Un intimo amico del Signore.

San Giacomo è uno dei dodici Apostoli. È detto il « Maggiore » per distinguerlo da Giacomo il cugino di Gesù. Figlio di Zebedeo, era fratello di Giovanni l’evangelista. È noto che il Signore soprannominò i due fratelli « i figli del tuono », a motivo del loro temperamento ardente e senza dubbio anche perché un giorno essi gli avevano chiesto di far cadere il fuoco dal cielo su una città inospitale.
San Giacomo apparteneva a una famiglia di pescatori del lago di Tiberiade, che possedeva barche e servi. I vangeli raccontano in particolare la sua vocazione. Zebedeo, i figli e i servi stavano riparando le reti sulla riva, quando il Signore che passava in quei pressi chiamò a sé i due fratelli. All’istante essi abbandonarono tutto per seguirlo lasciando le reti, la barca e lo stesso padre. Questa grande generosità non si smentirà mai, e Gesù avrà per Giacomo e Giovanni lo stesso affetto privilegiato che aveva per Pietro. Saranno così i tre intimi confidenti dei suoi pensieri, gli unici che assisteranno alla risurrezione della figlia di Giairo, alla Trasfigurazione e all’agonia nell’orto degli Olivi.
Dopo la Pentecoste, san Giacomo il Maggiore predicò il vangelo nella Giudea e nella Samaria. Ma il suo apostolato fu di breve durata, e mentre il fratello Giovanni doveva essere l’ultimo degli Apostoli a lasciare questo mondo, egli fu il primo a versare il proprio sangue per il Signore. Erode Agrippa I lo fece decapitare. Clemente Alessandrino riferisce che la sua costanza e la sua carità convertirono lo stesso carnefice, il quale implorò il suo perdono mentre veniva trascinato al supplizio. Commosso, san Giacomo lo abbracciò dicendogli: « La pace sia con te »! E il carnefice morì decapitato anch’egli, e martire di Cristo.
La morte preziosa.
Non abbiamo a credere che questa morte, sopraggiunta prima dell’anno 44, abbia potuto sconcertare il piano dell’Altissimo sull’apostolato al quale era destinato san Giacomo. La vita dei santi non è mai incompleta; la loro morte, sempre preziosa (Sal 115,15), lo è ancor più quando per Dio sembra giungere prima del tempo. Allora appunto si può dire veramente che le loro opere li seguono (Ap 14,13), essendo Dio stesso tenuto sulla parola a far sì che nulla manchi alla loro pienezza: « Essi giudicheranno le genti, soggiogheranno i popoli, e il Signore regnerà per essi eternamente », diceva già il Libro della Sapienza (Sap 3,8). L’oracolo doveva realizzarsi per l’Apostolo che fu scelto per essere capo della crociata e protettore d’una grande nazione.

__OBIETTIVI__:
(1) Trascrivi fedelmente il passo del testo su san Giacomo che comincia con "Un intimo amico" e prosegue fino a "una città inospitale.".
(2) Rispondi a queste domande sul testo su san Giacomo:
(a) Di chi era figlio san Giacomo?
(b) In quali regioni predicò il vangelo dopo la Pentecoste?
(c) Chi lo fece decapitare?
(3) Scrivi il seguito del testo su san Giacomo, cominciando subito dopo la sua ultima frase.
I record non servono a nulla in questo lavoro.

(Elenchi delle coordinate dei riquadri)
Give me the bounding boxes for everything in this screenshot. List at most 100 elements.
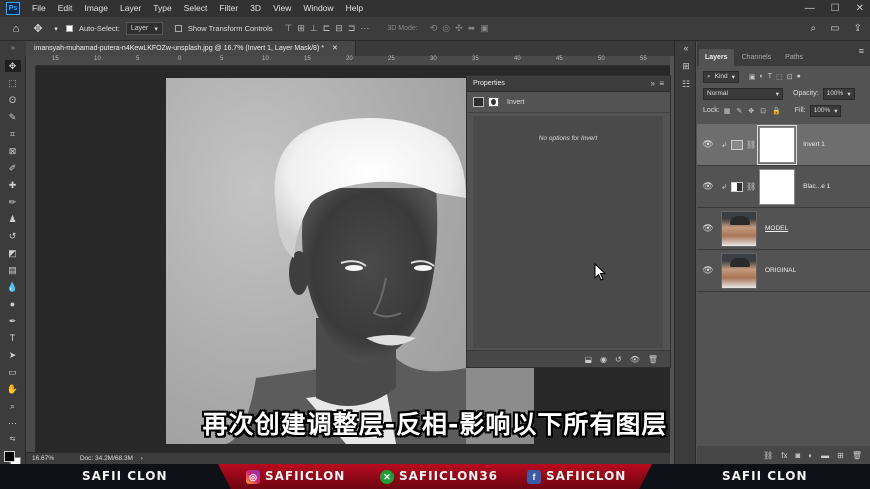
layer-name[interactable]: MODEL	[765, 225, 788, 232]
link-chain-icon[interactable]: ⛓	[746, 182, 756, 191]
maximize-icon[interactable]: ☐	[831, 0, 840, 17]
distribute-icon[interactable]: ⋯	[360, 23, 369, 34]
add-mask-icon[interactable]: ◙	[795, 451, 800, 460]
zoom-level[interactable]: 16.67%	[32, 455, 54, 462]
delete-trash-icon[interactable]: 🗑	[648, 355, 658, 364]
blend-mode-dropdown[interactable]: Normal ▾	[703, 87, 783, 100]
horizontal-ruler[interactable]: 15 10 5 0 5 10 15 20 25 30 35 40 45 50 5…	[36, 56, 670, 66]
close-icon[interactable]: ✕	[856, 0, 864, 17]
home-icon[interactable]: ⌂	[8, 23, 24, 35]
path-select-tool-icon[interactable]: ➤	[5, 349, 21, 361]
menu-3d[interactable]: 3D	[244, 0, 267, 17]
dodge-tool-icon[interactable]: ●	[5, 298, 21, 310]
marquee-tool-icon[interactable]: ⬚	[5, 77, 21, 89]
document-tab[interactable]: imansyah-muhamad-putera-n4KewLKFOZw-unsp…	[26, 41, 356, 56]
invert-adjustment-icon[interactable]	[473, 97, 484, 107]
lock-transparency-icon[interactable]: ▦	[724, 107, 731, 115]
layer-mask-thumbnail[interactable]	[759, 168, 796, 205]
gradient-tool-icon[interactable]: ▤	[5, 264, 21, 276]
show-transform-checkbox[interactable]	[174, 25, 182, 32]
layer-mask-icon[interactable]	[488, 97, 499, 107]
type-tool-icon[interactable]: T	[5, 332, 21, 344]
smart-object-filter-icon[interactable]: ⊡	[787, 73, 793, 81]
delete-trash-icon[interactable]: 🗑	[852, 451, 862, 460]
menu-select[interactable]: Select	[178, 0, 214, 17]
layer-style-fx-icon[interactable]: fx	[781, 451, 787, 460]
layer-name[interactable]: Invert 1	[803, 141, 825, 148]
align-hcenter-icon[interactable]: ⊟	[335, 23, 343, 34]
chevron-right-icon[interactable]: ›	[141, 455, 143, 462]
new-group-icon[interactable]: ▬	[821, 451, 829, 460]
lock-pixels-icon[interactable]: ✎	[736, 107, 742, 115]
brush-tool-icon[interactable]: ✏	[5, 196, 21, 208]
align-bottom-icon[interactable]: ⊥	[310, 23, 318, 34]
menu-window[interactable]: Window	[297, 0, 339, 17]
lock-all-icon[interactable]: 🔒	[772, 107, 781, 115]
eyedropper-tool-icon[interactable]: ✐	[5, 162, 21, 174]
foreground-color-swatch[interactable]	[3, 451, 15, 462]
layer-name[interactable]: ORIGINAL	[765, 267, 796, 274]
blur-tool-icon[interactable]: 💧	[5, 281, 21, 293]
inverted-portrait-image[interactable]	[166, 78, 466, 444]
pan-icon[interactable]: ✣	[455, 23, 463, 34]
lasso-tool-icon[interactable]: ʘ	[5, 94, 21, 106]
pen-tool-icon[interactable]: ✒	[5, 315, 21, 327]
menu-file[interactable]: File	[26, 0, 52, 17]
frame-tool-icon[interactable]: ⊠	[5, 145, 21, 157]
auto-select-dropdown[interactable]: Layer ▾	[125, 22, 163, 35]
move-tool-icon[interactable]: ✥	[30, 22, 46, 35]
pixel-filter-icon[interactable]: ▣	[749, 73, 756, 81]
menu-edit[interactable]: Edit	[52, 0, 79, 17]
crop-tool-icon[interactable]: ⌗	[5, 128, 21, 140]
clone-stamp-tool-icon[interactable]: ♟	[5, 213, 21, 225]
tab-paths[interactable]: Paths	[779, 49, 809, 66]
visibility-eye-icon[interactable]: 👁	[697, 139, 719, 150]
auto-select-checkbox[interactable]	[66, 25, 73, 32]
layer-thumbnail[interactable]	[721, 210, 757, 247]
menu-view[interactable]: View	[267, 0, 297, 17]
reset-icon[interactable]: ↺	[615, 355, 622, 364]
menu-layer[interactable]: Layer	[114, 0, 147, 17]
vertical-ruler[interactable]	[26, 66, 36, 452]
align-top-icon[interactable]: ⊤	[285, 23, 293, 34]
minimize-icon[interactable]: —	[805, 0, 815, 17]
share-icon[interactable]: ⇪	[854, 23, 862, 34]
clip-to-layer-icon[interactable]: ⬓	[584, 355, 592, 364]
align-right-icon[interactable]: ⊐	[348, 23, 356, 34]
fill-input[interactable]: 100% ▾	[809, 104, 842, 117]
orbit-icon[interactable]: ⟲	[430, 23, 438, 34]
opacity-input[interactable]: 100% ▾	[822, 87, 855, 100]
layer-mask-thumbnail[interactable]	[757, 124, 798, 165]
move-tool-icon[interactable]: ✥	[4, 60, 21, 72]
layer-row-invert[interactable]: 👁 ↲ ⛓ Invert 1	[697, 124, 870, 166]
menu-help[interactable]: Help	[340, 0, 369, 17]
layer-thumbnail[interactable]	[721, 252, 757, 289]
menu-type[interactable]: Type	[147, 0, 177, 17]
link-layers-icon[interactable]: ⛓	[763, 451, 773, 460]
chevron-down-icon[interactable]: ▾	[52, 25, 60, 33]
slide-icon[interactable]: ⬌	[468, 23, 476, 34]
layer-row-original[interactable]: 👁 ORIGINAL	[697, 250, 870, 292]
type-filter-icon[interactable]: T	[768, 73, 772, 81]
new-layer-icon[interactable]: ⊞	[837, 451, 844, 460]
close-icon[interactable]: ✕	[332, 45, 338, 52]
panel-menu-icon[interactable]: ≡	[859, 46, 864, 56]
history-brush-tool-icon[interactable]: ↺	[5, 230, 21, 242]
layer-row-black-white[interactable]: 👁 ↲ ⛓ Blac...e 1	[697, 166, 870, 208]
history-panel-icon[interactable]: ⊞	[680, 61, 692, 73]
layer-name[interactable]: Blac...e 1	[803, 183, 830, 190]
scale-icon[interactable]: ▣	[480, 23, 489, 34]
roll-icon[interactable]: ◎	[442, 23, 450, 34]
adjustment-layer-icon[interactable]: ◐	[808, 451, 813, 460]
visibility-eye-icon[interactable]: 👁	[697, 181, 719, 192]
search-icon[interactable]: ⌕	[811, 23, 817, 34]
shape-filter-icon[interactable]: ⬚	[776, 73, 783, 81]
tab-layers[interactable]: Layers	[699, 49, 734, 66]
toolbar-collapse[interactable]: »	[0, 41, 26, 56]
workspace-icon[interactable]: ▭	[830, 23, 839, 34]
eraser-tool-icon[interactable]: ◩	[5, 247, 21, 259]
menu-filter[interactable]: Filter	[213, 0, 244, 17]
collapse-panels-icon[interactable]: «	[680, 43, 692, 55]
hand-tool-icon[interactable]: ✋	[5, 383, 21, 395]
link-chain-icon[interactable]: ⛓	[746, 140, 756, 149]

__RISPOSTE ATTESE__:
(1)
Un intimo amico del Signore.

San Giacomo è uno dei dodici Apostoli. È detto il « Maggiore » per distinguerlo da Giacomo il cugino di Gesù. Figlio di Zebedeo, era fratello di Giovanni l’evangelista. È noto che il Signore soprannominò i due fratelli « i figli del tuono », a motivo del loro temperamento ardente e senza dubbio anche perché un giorno essi gli avevano chiesto di far cadere il fuoco dal cielo su una città inospitale.

(2)
(a) Era figlio di Zebedeo.
(b) Predicò nella Giudea e nella Samaria.
(c) Lo fece decapitare Erode Agrippa I.

(3)
Patrono della Spagna.
Diventato infatti, per disposizione divina, il Patrono e il Protettore della Spagna [1], la sua intercessione invocata con perseveranza otterrà la liberazione dal giogo degli infedeli. È al grido di « San Giacomo! san Giacomo! Spagna, avanti! » che per parecchi secoli i cristiani faranno senza sosta la guerra santa ai musulmani, difenderanno con il loro coraggio e il loro sangue l’intera Europa e finiranno per ricacciare i Mori in Africa. E quando il lavoro della Crociata sarà terminato, è ancora sotto il suo patrocinio che gli Spagnoli, al seguito di Cristoforo Colombo, di Vasco de Gama, di Albuquerque e di altri conquistatori, partiranno verso le terre lontane allora scoperte, per portarvi il nome del Signore, e all’Apostolo faranno omaggio delle innumerevoli conversioni ottenute mediante i loro sforzi e che erano state un tempo raffigurate nelle pesche miracolose del lago di Tiberiade. E Giacomo potrebbe dire come san Paolo:  » Non mi ritengo inferiore ai maggiori fra gli Apostoli, poiché, per la grazia di Dio, ho lavorato più di tutti loro » (2Cor 11,5; 12,11; 1Cor 15,10).
Preghiera per la Spagna.
Patrono della Spagna, non dimenticare il grande popolo che ti fu debitore insieme della sua nobiltà in cielo e della sua prosperità in questo mondo. Conserva in essa l’anima ardente di crociato; che abbia sempre a rallegrarsi di essere governata da uomini di Stato veramente cattolici, e rimanga uno dei più saldi bastioni della vera fede, uno dei più intrepidi difensori della Santa Sede e della Chiesa.
Attrattiva di san Giacomo.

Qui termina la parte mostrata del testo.